→ **SHORT EXERCISE**
Set every record down verbatim and omit the pictures.

Figure collection entries:
--- --- ---
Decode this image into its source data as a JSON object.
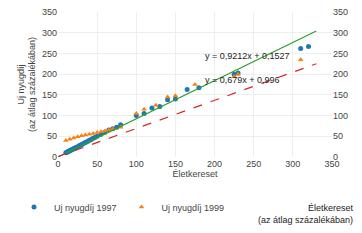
{
  "chart_data": {
    "type": "scatter",
    "xlabel": "Életkereset",
    "ylabel": "Uj nyugdíj\n(az átlag százalékában)",
    "xlim": [
      0,
      350
    ],
    "ylim": [
      0,
      350
    ],
    "xticks": [
      0,
      50,
      100,
      150,
      200,
      250,
      300,
      350
    ],
    "yticks": [
      0,
      50,
      100,
      150,
      200,
      250,
      300,
      350
    ],
    "y2lim": [
      0,
      350
    ],
    "y2ticks": [
      0,
      50,
      100,
      150,
      200,
      250,
      300,
      350
    ],
    "grid": true,
    "legend": "bottom",
    "series": [
      {
        "name": "Uj nyugdíj 1997",
        "type": "scatter",
        "marker": "circle",
        "x": [
          10,
          11,
          12,
          13,
          14,
          15,
          16,
          17,
          18,
          19,
          20,
          21,
          22,
          23,
          25,
          27,
          29,
          31,
          33,
          35,
          37,
          39,
          41,
          43,
          45,
          47,
          50,
          55,
          60,
          65,
          70,
          75,
          80,
          100,
          110,
          120,
          130,
          140,
          150,
          165,
          180,
          225,
          230,
          310,
          320
        ],
        "values": [
          10,
          11,
          12,
          13,
          14,
          15,
          16,
          17,
          18,
          19,
          20,
          21,
          22,
          23,
          25,
          27,
          29,
          31,
          33,
          35,
          37,
          39,
          41,
          43,
          45,
          47,
          50,
          55,
          60,
          65,
          68,
          72,
          78,
          100,
          105,
          118,
          122,
          138,
          140,
          163,
          167,
          200,
          203,
          262,
          267
        ]
      },
      {
        "name": "Uj nyugdíj 1999",
        "type": "scatter",
        "marker": "triangle-up",
        "x": [
          10,
          15,
          20,
          25,
          30,
          35,
          40,
          45,
          50,
          55,
          60,
          65,
          70,
          80,
          100,
          110,
          125,
          140,
          150,
          175,
          225,
          230,
          310
        ],
        "values": [
          40,
          43,
          46,
          49,
          51,
          53,
          55,
          57,
          59,
          61,
          63,
          65,
          68,
          72,
          105,
          115,
          125,
          145,
          148,
          175,
          194,
          200,
          235
        ]
      },
      {
        "type": "line",
        "line_style": "solid",
        "x": [
          0,
          330
        ],
        "values": [
          0.1527,
          304.1487
        ]
      },
      {
        "type": "line",
        "line_style": "dashed",
        "x": [
          0,
          330
        ],
        "values": [
          0.996,
          225.066
        ]
      }
    ],
    "annotations": [
      {
        "text": "y = 0,9212x + 0,1527",
        "x": 185,
        "y": 228
      },
      {
        "text": "y = 0,679x + 0,996",
        "x": 185,
        "y": 170
      },
      {
        "text": "Életkereset\n(az átlag százalékában)"
      }
    ]
  }
}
--- --- ---
→ **RESPONSE TO THE EXERCISE**
Decode this image into its source data as a JSON object.
{
  "chart_data": {
    "type": "scatter",
    "xlabel": "Életkereset",
    "ylabel": "Uj nyugdíj\n(az átlag százalékában)",
    "xlim": [
      0,
      350
    ],
    "ylim": [
      0,
      350
    ],
    "xticks": [
      0,
      50,
      100,
      150,
      200,
      250,
      300,
      350
    ],
    "yticks": [
      0,
      50,
      100,
      150,
      200,
      250,
      300,
      350
    ],
    "y2lim": [
      0,
      350
    ],
    "y2ticks": [
      0,
      50,
      100,
      150,
      200,
      250,
      300,
      350
    ],
    "grid": true,
    "legend": "bottom",
    "series": [
      {
        "name": "Uj nyugdíj 1997",
        "type": "scatter",
        "marker": "circle",
        "x": [
          10,
          11,
          12,
          13,
          14,
          15,
          16,
          17,
          18,
          19,
          20,
          21,
          22,
          23,
          25,
          27,
          29,
          31,
          33,
          35,
          37,
          39,
          41,
          43,
          45,
          47,
          50,
          55,
          60,
          65,
          70,
          75,
          80,
          100,
          110,
          120,
          130,
          140,
          150,
          165,
          180,
          225,
          230,
          310,
          320
        ],
        "values": [
          10,
          11,
          12,
          13,
          14,
          15,
          16,
          17,
          18,
          19,
          20,
          21,
          22,
          23,
          25,
          27,
          29,
          31,
          33,
          35,
          37,
          39,
          41,
          43,
          45,
          47,
          50,
          55,
          60,
          65,
          68,
          72,
          78,
          100,
          105,
          118,
          122,
          138,
          140,
          163,
          167,
          200,
          203,
          262,
          267
        ]
      },
      {
        "name": "Uj nyugdíj 1999",
        "type": "scatter",
        "marker": "triangle-up",
        "x": [
          10,
          15,
          20,
          25,
          30,
          35,
          40,
          45,
          50,
          55,
          60,
          65,
          70,
          80,
          100,
          110,
          125,
          140,
          150,
          175,
          225,
          230,
          310
        ],
        "values": [
          40,
          43,
          46,
          49,
          51,
          53,
          55,
          57,
          59,
          61,
          63,
          65,
          68,
          72,
          105,
          115,
          125,
          145,
          148,
          175,
          194,
          200,
          235
        ]
      },
      {
        "type": "line",
        "line_style": "solid",
        "x": [
          0,
          330
        ],
        "values": [
          0.1527,
          304.1487
        ]
      },
      {
        "type": "line",
        "line_style": "dashed",
        "x": [
          0,
          330
        ],
        "values": [
          0.996,
          225.066
        ]
      }
    ],
    "annotations": [
      {
        "text": "y = 0,9212x + 0,1527",
        "x": 185,
        "y": 228
      },
      {
        "text": "y = 0,679x + 0,996",
        "x": 185,
        "y": 170
      },
      {
        "text": "Életkereset\n(az átlag százalékában)"
      }
    ]
  }
}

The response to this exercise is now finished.